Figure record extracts
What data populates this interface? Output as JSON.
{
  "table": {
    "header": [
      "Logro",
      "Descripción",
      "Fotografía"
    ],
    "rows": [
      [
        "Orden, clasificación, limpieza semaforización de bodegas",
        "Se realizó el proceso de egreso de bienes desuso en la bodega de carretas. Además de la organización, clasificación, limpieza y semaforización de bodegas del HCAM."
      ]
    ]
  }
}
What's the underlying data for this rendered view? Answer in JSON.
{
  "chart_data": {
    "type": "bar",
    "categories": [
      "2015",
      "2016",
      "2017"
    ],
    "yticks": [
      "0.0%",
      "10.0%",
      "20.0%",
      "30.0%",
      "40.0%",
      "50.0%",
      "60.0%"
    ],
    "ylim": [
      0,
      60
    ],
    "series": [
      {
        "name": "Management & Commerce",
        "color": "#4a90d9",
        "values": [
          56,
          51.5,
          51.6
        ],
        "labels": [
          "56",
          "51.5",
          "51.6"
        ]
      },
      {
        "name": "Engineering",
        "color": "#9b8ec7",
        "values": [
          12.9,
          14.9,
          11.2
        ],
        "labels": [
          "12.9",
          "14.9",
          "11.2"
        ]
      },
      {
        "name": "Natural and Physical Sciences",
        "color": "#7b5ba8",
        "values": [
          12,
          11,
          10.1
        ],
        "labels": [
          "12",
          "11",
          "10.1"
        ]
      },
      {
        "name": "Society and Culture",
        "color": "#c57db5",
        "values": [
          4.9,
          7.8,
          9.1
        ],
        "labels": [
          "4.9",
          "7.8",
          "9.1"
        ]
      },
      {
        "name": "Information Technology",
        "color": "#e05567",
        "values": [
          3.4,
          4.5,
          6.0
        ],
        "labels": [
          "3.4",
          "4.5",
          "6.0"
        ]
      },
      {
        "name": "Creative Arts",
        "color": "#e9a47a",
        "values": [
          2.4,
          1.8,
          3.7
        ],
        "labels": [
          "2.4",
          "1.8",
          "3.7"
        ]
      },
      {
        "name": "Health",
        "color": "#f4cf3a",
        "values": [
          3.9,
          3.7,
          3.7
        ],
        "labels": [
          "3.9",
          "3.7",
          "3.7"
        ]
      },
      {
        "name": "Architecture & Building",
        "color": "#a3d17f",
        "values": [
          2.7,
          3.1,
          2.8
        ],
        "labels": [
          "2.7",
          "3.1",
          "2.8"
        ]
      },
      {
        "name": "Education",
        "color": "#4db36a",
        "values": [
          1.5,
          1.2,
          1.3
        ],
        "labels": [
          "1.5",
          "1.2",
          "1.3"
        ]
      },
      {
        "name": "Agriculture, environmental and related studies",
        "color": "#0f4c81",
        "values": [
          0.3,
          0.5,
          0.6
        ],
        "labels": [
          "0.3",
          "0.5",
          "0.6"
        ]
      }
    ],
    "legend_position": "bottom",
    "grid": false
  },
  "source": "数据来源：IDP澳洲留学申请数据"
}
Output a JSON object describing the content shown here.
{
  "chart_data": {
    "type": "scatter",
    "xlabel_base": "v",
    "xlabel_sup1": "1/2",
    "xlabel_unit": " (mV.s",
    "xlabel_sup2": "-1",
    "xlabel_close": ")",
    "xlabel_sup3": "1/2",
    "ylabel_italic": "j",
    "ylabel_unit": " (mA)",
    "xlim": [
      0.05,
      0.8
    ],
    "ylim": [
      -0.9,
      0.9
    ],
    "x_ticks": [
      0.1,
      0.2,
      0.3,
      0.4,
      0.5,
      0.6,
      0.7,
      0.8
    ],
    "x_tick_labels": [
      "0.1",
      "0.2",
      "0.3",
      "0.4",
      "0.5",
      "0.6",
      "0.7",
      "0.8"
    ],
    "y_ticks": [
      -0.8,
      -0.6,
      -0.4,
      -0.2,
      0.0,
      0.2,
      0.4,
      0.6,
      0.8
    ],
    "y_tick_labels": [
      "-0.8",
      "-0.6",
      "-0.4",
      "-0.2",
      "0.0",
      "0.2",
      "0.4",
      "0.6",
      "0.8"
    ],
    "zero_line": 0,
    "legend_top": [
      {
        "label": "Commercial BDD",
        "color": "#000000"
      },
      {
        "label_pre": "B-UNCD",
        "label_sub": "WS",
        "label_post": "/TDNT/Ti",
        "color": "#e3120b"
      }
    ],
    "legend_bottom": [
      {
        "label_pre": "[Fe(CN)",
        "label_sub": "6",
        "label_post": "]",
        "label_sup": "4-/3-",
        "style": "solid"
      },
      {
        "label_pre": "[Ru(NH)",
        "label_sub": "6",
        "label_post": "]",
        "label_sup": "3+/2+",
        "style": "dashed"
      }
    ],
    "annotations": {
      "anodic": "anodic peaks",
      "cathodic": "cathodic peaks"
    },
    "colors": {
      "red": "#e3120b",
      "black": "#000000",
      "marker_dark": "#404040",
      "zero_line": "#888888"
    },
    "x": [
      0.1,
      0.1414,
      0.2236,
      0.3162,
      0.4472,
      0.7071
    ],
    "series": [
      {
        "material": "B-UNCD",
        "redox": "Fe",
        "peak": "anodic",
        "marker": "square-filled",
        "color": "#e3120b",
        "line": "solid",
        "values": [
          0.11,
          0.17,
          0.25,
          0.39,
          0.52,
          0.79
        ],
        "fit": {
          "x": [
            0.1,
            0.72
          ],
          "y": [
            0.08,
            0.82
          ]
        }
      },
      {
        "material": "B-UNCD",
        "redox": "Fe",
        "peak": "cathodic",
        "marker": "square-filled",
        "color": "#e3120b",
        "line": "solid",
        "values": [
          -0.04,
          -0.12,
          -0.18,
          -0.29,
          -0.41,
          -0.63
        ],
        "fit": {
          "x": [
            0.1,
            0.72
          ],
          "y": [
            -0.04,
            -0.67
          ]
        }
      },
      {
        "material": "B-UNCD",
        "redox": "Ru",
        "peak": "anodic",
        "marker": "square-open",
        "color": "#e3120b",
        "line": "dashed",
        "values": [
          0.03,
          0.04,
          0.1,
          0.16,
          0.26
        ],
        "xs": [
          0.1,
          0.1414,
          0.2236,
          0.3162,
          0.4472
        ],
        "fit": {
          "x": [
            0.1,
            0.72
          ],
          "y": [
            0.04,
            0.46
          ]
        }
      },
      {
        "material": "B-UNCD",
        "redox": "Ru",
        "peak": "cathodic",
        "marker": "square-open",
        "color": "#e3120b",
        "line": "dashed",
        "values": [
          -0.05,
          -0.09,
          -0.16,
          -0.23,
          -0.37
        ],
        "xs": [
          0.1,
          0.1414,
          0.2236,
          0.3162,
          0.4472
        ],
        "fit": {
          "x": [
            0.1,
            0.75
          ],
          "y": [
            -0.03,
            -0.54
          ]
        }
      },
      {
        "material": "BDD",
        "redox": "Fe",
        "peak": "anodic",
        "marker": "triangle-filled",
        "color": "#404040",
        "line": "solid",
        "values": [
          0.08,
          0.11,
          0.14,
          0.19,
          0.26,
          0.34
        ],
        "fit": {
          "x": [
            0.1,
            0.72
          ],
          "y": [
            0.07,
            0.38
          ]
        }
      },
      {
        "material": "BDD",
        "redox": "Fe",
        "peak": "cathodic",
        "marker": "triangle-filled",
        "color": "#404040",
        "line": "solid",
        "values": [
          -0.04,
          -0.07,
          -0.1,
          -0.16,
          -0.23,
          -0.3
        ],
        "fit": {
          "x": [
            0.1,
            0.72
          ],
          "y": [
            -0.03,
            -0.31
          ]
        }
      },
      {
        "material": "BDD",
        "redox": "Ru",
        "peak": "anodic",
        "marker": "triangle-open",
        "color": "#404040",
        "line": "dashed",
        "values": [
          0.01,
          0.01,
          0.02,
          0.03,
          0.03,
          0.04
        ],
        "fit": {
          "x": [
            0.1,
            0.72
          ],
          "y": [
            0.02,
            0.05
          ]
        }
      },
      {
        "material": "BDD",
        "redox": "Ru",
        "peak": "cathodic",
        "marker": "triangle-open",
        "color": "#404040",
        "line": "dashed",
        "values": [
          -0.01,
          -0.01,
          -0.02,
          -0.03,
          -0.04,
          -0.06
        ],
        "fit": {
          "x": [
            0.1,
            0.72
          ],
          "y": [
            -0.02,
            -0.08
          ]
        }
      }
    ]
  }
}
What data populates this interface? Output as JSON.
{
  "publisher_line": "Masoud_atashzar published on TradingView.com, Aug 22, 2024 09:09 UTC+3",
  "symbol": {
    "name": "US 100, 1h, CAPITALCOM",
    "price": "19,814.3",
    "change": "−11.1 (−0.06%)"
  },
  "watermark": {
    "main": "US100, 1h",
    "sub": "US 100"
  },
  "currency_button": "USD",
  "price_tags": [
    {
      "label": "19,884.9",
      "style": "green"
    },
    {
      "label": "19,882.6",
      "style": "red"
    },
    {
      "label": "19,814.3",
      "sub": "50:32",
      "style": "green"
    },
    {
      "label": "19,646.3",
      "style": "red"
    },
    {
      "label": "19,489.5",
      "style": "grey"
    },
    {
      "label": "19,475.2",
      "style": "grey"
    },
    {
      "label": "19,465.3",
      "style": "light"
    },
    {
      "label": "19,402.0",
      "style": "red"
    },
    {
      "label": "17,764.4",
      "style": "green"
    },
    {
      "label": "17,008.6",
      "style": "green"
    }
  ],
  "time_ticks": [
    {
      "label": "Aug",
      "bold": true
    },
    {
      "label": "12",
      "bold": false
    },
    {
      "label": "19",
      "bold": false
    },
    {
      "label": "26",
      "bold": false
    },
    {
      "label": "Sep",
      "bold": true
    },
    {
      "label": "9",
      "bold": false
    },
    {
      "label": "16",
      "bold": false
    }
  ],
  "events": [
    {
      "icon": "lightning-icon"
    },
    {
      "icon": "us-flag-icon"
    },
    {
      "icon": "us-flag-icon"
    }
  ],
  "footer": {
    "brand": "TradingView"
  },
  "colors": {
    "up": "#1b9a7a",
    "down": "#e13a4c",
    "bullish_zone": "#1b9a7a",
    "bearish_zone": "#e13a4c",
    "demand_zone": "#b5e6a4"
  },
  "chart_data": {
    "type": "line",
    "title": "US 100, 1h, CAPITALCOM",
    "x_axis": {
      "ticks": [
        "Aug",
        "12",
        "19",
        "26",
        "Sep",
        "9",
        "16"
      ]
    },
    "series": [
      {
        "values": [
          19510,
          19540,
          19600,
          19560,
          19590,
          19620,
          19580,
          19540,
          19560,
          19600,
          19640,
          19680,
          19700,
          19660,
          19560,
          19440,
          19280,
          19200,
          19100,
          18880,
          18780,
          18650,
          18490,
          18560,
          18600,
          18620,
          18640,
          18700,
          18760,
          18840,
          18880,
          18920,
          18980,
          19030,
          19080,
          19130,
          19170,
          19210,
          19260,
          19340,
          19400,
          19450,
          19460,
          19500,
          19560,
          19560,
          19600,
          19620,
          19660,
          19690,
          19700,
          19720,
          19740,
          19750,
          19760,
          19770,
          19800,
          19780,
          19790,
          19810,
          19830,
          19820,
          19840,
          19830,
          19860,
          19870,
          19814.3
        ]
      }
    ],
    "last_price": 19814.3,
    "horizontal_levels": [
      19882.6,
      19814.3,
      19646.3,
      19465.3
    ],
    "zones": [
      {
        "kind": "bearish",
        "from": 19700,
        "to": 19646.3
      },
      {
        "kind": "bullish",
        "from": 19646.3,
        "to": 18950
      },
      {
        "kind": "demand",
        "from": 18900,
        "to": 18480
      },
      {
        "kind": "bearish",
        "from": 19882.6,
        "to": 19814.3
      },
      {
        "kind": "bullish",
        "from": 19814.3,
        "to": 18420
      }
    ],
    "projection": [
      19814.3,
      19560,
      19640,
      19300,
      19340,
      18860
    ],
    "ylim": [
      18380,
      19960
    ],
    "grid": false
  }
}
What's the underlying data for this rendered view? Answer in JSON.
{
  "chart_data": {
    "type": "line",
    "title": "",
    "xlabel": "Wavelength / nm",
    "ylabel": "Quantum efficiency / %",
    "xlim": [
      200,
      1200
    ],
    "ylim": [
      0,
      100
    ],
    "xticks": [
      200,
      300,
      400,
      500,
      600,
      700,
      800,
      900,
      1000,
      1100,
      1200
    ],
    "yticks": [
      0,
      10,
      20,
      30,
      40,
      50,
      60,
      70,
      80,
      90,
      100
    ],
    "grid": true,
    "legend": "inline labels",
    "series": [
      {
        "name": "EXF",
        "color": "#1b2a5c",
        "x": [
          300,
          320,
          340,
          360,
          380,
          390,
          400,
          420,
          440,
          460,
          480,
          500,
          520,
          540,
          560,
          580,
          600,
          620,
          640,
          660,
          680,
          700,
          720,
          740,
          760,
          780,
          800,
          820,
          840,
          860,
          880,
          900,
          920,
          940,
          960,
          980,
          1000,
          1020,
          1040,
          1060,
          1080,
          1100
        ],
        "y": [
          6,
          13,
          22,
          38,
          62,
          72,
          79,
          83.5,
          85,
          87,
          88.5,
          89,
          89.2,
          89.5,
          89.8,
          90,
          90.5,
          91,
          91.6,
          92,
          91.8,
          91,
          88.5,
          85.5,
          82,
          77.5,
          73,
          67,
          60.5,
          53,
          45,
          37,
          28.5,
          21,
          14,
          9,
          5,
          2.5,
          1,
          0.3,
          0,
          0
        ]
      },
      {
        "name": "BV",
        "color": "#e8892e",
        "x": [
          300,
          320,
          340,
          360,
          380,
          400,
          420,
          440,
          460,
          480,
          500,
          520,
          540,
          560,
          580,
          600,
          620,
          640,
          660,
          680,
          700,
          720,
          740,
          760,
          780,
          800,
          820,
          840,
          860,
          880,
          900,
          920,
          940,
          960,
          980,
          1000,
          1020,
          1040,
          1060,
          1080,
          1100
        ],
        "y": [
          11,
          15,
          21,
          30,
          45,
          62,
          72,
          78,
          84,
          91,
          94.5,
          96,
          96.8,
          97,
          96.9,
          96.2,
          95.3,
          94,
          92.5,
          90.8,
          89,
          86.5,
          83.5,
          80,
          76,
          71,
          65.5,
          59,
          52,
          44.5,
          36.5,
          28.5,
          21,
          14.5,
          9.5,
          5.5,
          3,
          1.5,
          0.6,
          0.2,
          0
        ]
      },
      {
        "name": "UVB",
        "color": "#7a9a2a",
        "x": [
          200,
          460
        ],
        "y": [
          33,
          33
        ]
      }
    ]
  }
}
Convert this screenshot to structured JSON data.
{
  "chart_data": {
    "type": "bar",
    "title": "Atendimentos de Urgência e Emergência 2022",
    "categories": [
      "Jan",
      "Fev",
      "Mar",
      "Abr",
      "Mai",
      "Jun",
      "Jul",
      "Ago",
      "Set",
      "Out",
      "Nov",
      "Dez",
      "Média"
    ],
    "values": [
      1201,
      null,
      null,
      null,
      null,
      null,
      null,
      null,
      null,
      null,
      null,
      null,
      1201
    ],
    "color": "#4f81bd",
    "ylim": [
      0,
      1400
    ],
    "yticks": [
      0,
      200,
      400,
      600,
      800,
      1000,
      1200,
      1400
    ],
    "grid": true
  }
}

- [TASK STATEMENT] Scan the material above for the string "peaks" and return the lines that hold it.

- [EXERCISE ANSWER]
      "anodic": "anodic peaks",
      "cathodic": "cathodic peaks"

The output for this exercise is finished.